┌─ Input rows
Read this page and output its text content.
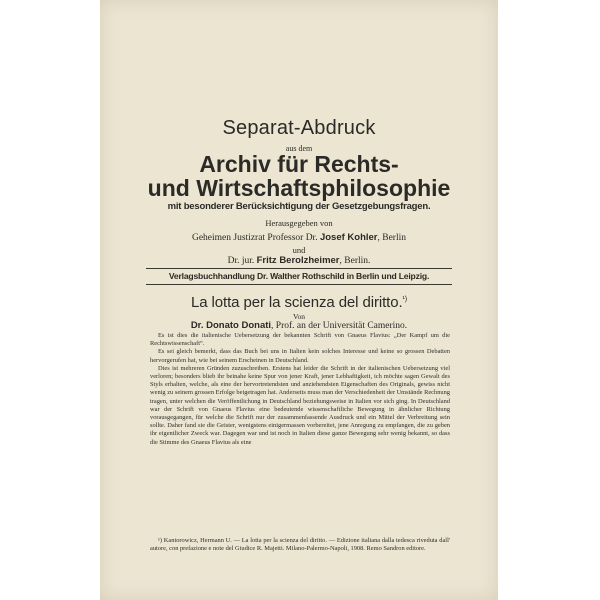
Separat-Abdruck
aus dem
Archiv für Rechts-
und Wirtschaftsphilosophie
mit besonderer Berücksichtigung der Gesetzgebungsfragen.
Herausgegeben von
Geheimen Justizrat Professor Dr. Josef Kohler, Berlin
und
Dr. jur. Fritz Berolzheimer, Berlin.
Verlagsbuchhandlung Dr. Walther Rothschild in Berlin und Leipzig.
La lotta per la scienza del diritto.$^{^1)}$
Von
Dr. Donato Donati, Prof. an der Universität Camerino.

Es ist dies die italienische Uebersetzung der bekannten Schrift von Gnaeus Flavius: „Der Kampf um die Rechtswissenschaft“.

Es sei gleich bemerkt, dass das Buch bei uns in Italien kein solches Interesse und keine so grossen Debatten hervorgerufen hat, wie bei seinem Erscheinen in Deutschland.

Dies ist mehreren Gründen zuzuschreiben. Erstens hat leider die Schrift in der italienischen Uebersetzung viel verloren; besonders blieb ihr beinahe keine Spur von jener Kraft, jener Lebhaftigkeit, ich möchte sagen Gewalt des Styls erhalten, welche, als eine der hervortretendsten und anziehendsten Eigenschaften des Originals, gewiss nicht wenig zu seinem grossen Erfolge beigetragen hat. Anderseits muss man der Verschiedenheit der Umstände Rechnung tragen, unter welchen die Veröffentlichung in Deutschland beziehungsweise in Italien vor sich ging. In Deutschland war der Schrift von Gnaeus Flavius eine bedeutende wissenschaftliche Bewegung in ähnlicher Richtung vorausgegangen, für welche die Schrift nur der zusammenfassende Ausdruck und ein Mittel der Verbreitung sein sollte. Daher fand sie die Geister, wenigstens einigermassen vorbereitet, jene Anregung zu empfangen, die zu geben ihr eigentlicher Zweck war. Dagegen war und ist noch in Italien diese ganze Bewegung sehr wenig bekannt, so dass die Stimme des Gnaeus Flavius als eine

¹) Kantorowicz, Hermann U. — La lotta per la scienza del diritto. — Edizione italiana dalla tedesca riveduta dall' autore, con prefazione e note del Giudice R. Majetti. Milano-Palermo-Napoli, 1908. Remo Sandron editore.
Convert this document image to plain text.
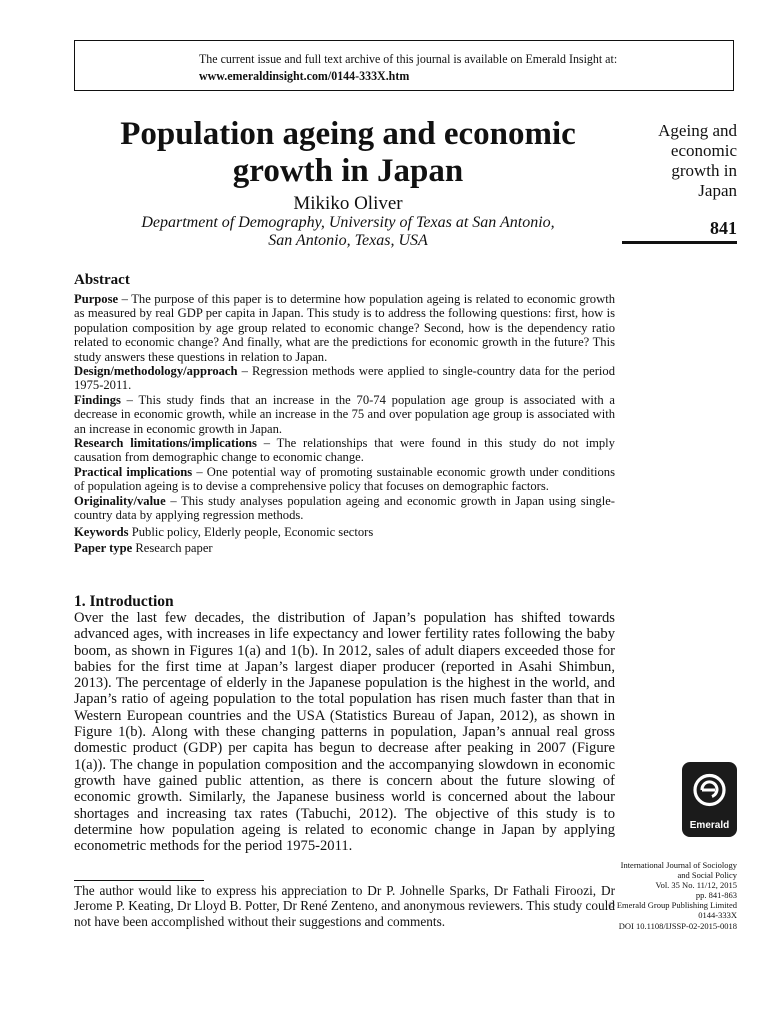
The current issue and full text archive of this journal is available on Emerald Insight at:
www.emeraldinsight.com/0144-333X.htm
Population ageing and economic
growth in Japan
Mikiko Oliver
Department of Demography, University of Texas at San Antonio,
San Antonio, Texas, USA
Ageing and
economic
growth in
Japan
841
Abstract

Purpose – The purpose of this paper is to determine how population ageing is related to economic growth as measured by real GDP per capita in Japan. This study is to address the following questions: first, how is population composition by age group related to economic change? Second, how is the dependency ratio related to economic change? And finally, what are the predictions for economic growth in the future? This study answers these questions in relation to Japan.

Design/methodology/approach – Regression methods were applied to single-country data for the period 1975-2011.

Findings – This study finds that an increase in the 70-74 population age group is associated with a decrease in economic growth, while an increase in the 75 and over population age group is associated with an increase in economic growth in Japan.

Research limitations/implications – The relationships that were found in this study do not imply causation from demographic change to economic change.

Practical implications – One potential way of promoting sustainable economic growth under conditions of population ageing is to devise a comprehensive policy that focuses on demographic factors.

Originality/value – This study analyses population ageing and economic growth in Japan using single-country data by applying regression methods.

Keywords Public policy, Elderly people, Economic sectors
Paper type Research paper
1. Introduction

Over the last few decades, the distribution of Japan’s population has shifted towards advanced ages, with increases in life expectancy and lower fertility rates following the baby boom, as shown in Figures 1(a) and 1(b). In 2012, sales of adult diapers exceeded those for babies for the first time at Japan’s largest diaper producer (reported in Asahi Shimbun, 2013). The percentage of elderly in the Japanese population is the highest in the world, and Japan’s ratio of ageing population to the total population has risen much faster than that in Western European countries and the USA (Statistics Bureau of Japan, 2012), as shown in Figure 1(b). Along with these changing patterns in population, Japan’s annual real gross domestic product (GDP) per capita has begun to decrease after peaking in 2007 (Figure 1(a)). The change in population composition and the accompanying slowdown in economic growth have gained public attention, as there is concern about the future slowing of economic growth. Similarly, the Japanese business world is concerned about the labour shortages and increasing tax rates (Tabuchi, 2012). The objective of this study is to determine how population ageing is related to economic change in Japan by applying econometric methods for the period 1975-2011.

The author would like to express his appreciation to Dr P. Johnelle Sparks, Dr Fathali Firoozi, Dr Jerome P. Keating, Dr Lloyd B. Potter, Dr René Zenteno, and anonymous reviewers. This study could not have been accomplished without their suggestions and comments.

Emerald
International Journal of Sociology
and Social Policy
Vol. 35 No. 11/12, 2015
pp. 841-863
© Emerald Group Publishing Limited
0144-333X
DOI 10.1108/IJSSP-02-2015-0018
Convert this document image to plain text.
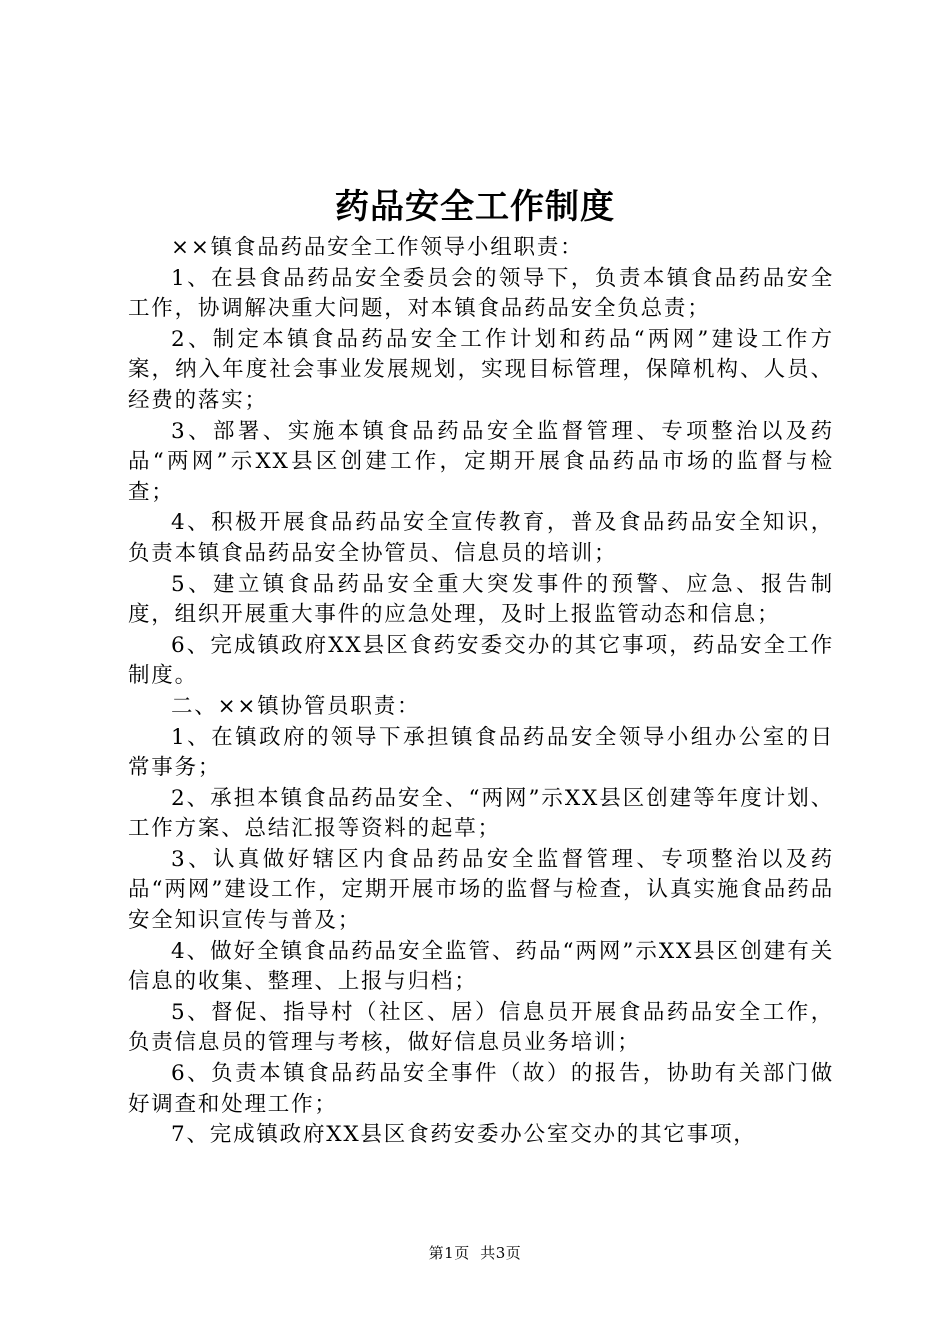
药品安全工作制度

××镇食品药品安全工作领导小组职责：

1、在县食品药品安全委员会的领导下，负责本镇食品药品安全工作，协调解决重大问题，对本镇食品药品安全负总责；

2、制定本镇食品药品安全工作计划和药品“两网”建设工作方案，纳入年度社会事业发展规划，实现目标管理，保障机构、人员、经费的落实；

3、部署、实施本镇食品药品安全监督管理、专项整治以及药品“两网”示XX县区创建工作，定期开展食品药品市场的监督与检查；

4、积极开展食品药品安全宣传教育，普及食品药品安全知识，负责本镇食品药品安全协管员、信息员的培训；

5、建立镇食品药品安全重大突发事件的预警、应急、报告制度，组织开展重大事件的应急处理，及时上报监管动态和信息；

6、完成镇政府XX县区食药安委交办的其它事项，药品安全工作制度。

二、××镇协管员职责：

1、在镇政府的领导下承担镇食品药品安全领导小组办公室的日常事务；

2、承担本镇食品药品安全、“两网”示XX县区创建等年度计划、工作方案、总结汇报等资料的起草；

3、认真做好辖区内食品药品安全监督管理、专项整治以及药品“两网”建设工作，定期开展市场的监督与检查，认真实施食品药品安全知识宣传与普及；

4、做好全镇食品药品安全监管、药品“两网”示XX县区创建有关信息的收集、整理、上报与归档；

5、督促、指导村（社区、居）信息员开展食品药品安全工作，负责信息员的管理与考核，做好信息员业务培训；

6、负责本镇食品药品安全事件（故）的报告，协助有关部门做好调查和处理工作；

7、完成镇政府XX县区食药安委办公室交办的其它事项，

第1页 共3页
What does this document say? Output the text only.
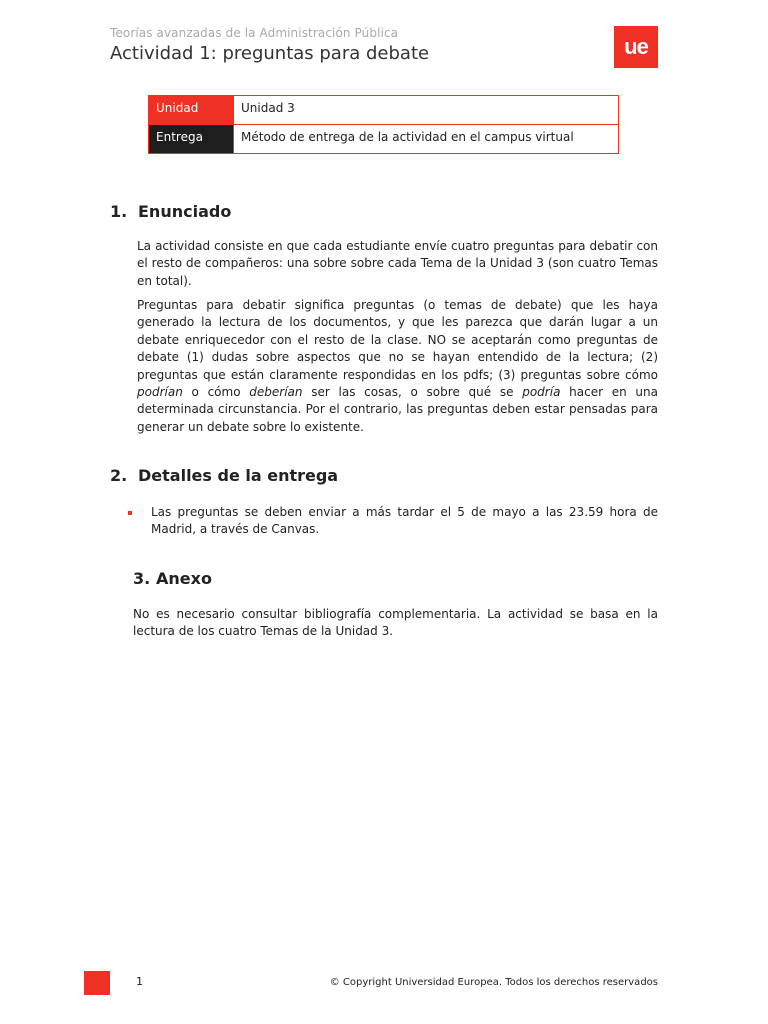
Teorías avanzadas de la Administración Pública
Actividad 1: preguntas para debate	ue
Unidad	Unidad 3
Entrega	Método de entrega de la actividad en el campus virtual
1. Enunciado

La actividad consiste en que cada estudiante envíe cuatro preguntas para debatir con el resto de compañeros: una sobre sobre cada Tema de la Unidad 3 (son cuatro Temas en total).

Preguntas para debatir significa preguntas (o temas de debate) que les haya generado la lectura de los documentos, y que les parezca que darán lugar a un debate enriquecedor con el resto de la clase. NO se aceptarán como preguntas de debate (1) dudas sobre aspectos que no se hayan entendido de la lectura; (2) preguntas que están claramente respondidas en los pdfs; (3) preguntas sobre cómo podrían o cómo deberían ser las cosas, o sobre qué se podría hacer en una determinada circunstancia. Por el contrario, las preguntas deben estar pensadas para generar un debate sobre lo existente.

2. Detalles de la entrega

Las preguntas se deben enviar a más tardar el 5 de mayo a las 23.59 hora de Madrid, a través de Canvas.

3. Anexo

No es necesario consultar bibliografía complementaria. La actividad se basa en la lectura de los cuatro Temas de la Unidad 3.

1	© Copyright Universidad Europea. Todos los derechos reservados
└─
> _What to do_
Without the pictures, reproduce every line of the records above exactly.

> _Result below_
Read this page and output its text content.
Separat-Abdruck
aus dem
Archiv für Rechts-
und Wirtschaftsphilosophie
mit besonderer Berücksichtigung der Gesetzgebungsfragen.
Herausgegeben von
Geheimen Justizrat Professor Dr. Josef Kohler, Berlin
und
Dr. jur. Fritz Berolzheimer, Berlin.
Verlagsbuchhandlung Dr. Walther Rothschild in Berlin und Leipzig.
La lotta per la scienza del diritto.$^{^1)}$
Von
Dr. Donato Donati, Prof. an der Universität Camerino.

Es ist dies die italienische Uebersetzung der bekannten Schrift von Gnaeus Flavius: „Der Kampf um die Rechtswissenschaft“.

Es sei gleich bemerkt, dass das Buch bei uns in Italien kein solches Interesse und keine so grossen Debatten hervorgerufen hat, wie bei seinem Erscheinen in Deutschland.

Dies ist mehreren Gründen zuzuschreiben. Erstens hat leider die Schrift in der italienischen Uebersetzung viel verloren; besonders blieb ihr beinahe keine Spur von jener Kraft, jener Lebhaftigkeit, ich möchte sagen Gewalt des Styls erhalten, welche, als eine der hervortretendsten und anziehendsten Eigenschaften des Originals, gewiss nicht wenig zu seinem grossen Erfolge beigetragen hat. Anderseits muss man der Verschiedenheit der Umstände Rechnung tragen, unter welchen die Veröffentlichung in Deutschland beziehungsweise in Italien vor sich ging. In Deutschland war der Schrift von Gnaeus Flavius eine bedeutende wissenschaftliche Bewegung in ähnlicher Richtung vorausgegangen, für welche die Schrift nur der zusammenfassende Ausdruck und ein Mittel der Verbreitung sein sollte. Daher fand sie die Geister, wenigstens einigermassen vorbereitet, jene Anregung zu empfangen, die zu geben ihr eigentlicher Zweck war. Dagegen war und ist noch in Italien diese ganze Bewegung sehr wenig bekannt, so dass die Stimme des Gnaeus Flavius als eine

¹) Kantorowicz, Hermann U. — La lotta per la scienza del diritto. — Edizione italiana dalla tedesca riveduta dall' autore, con prefazione e note del Giudice R. Majetti. Milano-Palermo-Napoli, 1908. Remo Sandron editore.
Convert this document image to plain text.
The current issue and full text archive of this journal is available on Emerald Insight at:
www.emeraldinsight.com/0144-333X.htm
Population ageing and economic
growth in Japan
Mikiko Oliver
Department of Demography, University of Texas at San Antonio,
San Antonio, Texas, USA
Ageing and
economic
growth in
Japan
841
Abstract

Purpose – The purpose of this paper is to determine how population ageing is related to economic growth as measured by real GDP per capita in Japan. This study is to address the following questions: first, how is population composition by age group related to economic change? Second, how is the dependency ratio related to economic change? And finally, what are the predictions for economic growth in the future? This study answers these questions in relation to Japan.

Design/methodology/approach – Regression methods were applied to single-country data for the period 1975-2011.

Findings – This study finds that an increase in the 70-74 population age group is associated with a decrease in economic growth, while an increase in the 75 and over population age group is associated with an increase in economic growth in Japan.

Research limitations/implications – The relationships that were found in this study do not imply causation from demographic change to economic change.

Practical implications – One potential way of promoting sustainable economic growth under conditions of population ageing is to devise a comprehensive policy that focuses on demographic factors.

Originality/value – This study analyses population ageing and economic growth in Japan using single-country data by applying regression methods.

Keywords Public policy, Elderly people, Economic sectors
Paper type Research paper
1. Introduction

Over the last few decades, the distribution of Japan’s population has shifted towards advanced ages, with increases in life expectancy and lower fertility rates following the baby boom, as shown in Figures 1(a) and 1(b). In 2012, sales of adult diapers exceeded those for babies for the first time at Japan’s largest diaper producer (reported in Asahi Shimbun, 2013). The percentage of elderly in the Japanese population is the highest in the world, and Japan’s ratio of ageing population to the total population has risen much faster than that in Western European countries and the USA (Statistics Bureau of Japan, 2012), as shown in Figure 1(b). Along with these changing patterns in population, Japan’s annual real gross domestic product (GDP) per capita has begun to decrease after peaking in 2007 (Figure 1(a)). The change in population composition and the accompanying slowdown in economic growth have gained public attention, as there is concern about the future slowing of economic growth. Similarly, the Japanese business world is concerned about the labour shortages and increasing tax rates (Tabuchi, 2012). The objective of this study is to determine how population ageing is related to economic change in Japan by applying econometric methods for the period 1975-2011.

The author would like to express his appreciation to Dr P. Johnelle Sparks, Dr Fathali Firoozi, Dr Jerome P. Keating, Dr Lloyd B. Potter, Dr René Zenteno, and anonymous reviewers. This study could not have been accomplished without their suggestions and comments.

Emerald
International Journal of Sociology
and Social Policy
Vol. 35 No. 11/12, 2015
pp. 841-863
© Emerald Group Publishing Limited
0144-333X
DOI 10.1108/IJSSP-02-2015-0018
Convert this document image to plain text.
药品安全工作制度

××镇食品药品安全工作领导小组职责：

1、在县食品药品安全委员会的领导下，负责本镇食品药品安全工作，协调解决重大问题，对本镇食品药品安全负总责；

2、制定本镇食品药品安全工作计划和药品“两网”建设工作方案，纳入年度社会事业发展规划，实现目标管理，保障机构、人员、经费的落实；

3、部署、实施本镇食品药品安全监督管理、专项整治以及药品“两网”示XX县区创建工作，定期开展食品药品市场的监督与检查；

4、积极开展食品药品安全宣传教育，普及食品药品安全知识，负责本镇食品药品安全协管员、信息员的培训；

5、建立镇食品药品安全重大突发事件的预警、应急、报告制度，组织开展重大事件的应急处理，及时上报监管动态和信息；

6、完成镇政府XX县区食药安委交办的其它事项，药品安全工作制度。

二、××镇协管员职责：

1、在镇政府的领导下承担镇食品药品安全领导小组办公室的日常事务；

2、承担本镇食品药品安全、“两网”示XX县区创建等年度计划、工作方案、总结汇报等资料的起草；

3、认真做好辖区内食品药品安全监督管理、专项整治以及药品“两网”建设工作，定期开展市场的监督与检查，认真实施食品药品安全知识宣传与普及；

4、做好全镇食品药品安全监管、药品“两网”示XX县区创建有关信息的收集、整理、上报与归档；

5、督促、指导村（社区、居）信息员开展食品药品安全工作，负责信息员的管理与考核，做好信息员业务培训；

6、负责本镇食品药品安全事件（故）的报告，协助有关部门做好调查和处理工作；

7、完成镇政府XX县区食药安委办公室交办的其它事项，

第1页 共3页
What does this document say? Output the text only.
Teorías avanzadas de la Administración Pública
Actividad 1: preguntas para debate	ue
Unidad	Unidad 3
Entrega	Método de entrega de la actividad en el campus virtual
1. Enunciado

La actividad consiste en que cada estudiante envíe cuatro preguntas para debatir con el resto de compañeros: una sobre sobre cada Tema de la Unidad 3 (son cuatro Temas en total).

Preguntas para debatir significa preguntas (o temas de debate) que les haya generado la lectura de los documentos, y que les parezca que darán lugar a un debate enriquecedor con el resto de la clase. NO se aceptarán como preguntas de debate (1) dudas sobre aspectos que no se hayan entendido de la lectura; (2) preguntas que están claramente respondidas en los pdfs; (3) preguntas sobre cómo podrían o cómo deberían ser las cosas, o sobre qué se podría hacer en una determinada circunstancia. Por el contrario, las preguntas deben estar pensadas para generar un debate sobre lo existente.

2. Detalles de la entrega

Las preguntas se deben enviar a más tardar el 5 de mayo a las 23.59 hora de Madrid, a través de Canvas.

3. Anexo

No es necesario consultar bibliografía complementaria. La actividad se basa en la lectura de los cuatro Temas de la Unidad 3.

1	© Copyright Universidad Europea. Todos los derechos reservados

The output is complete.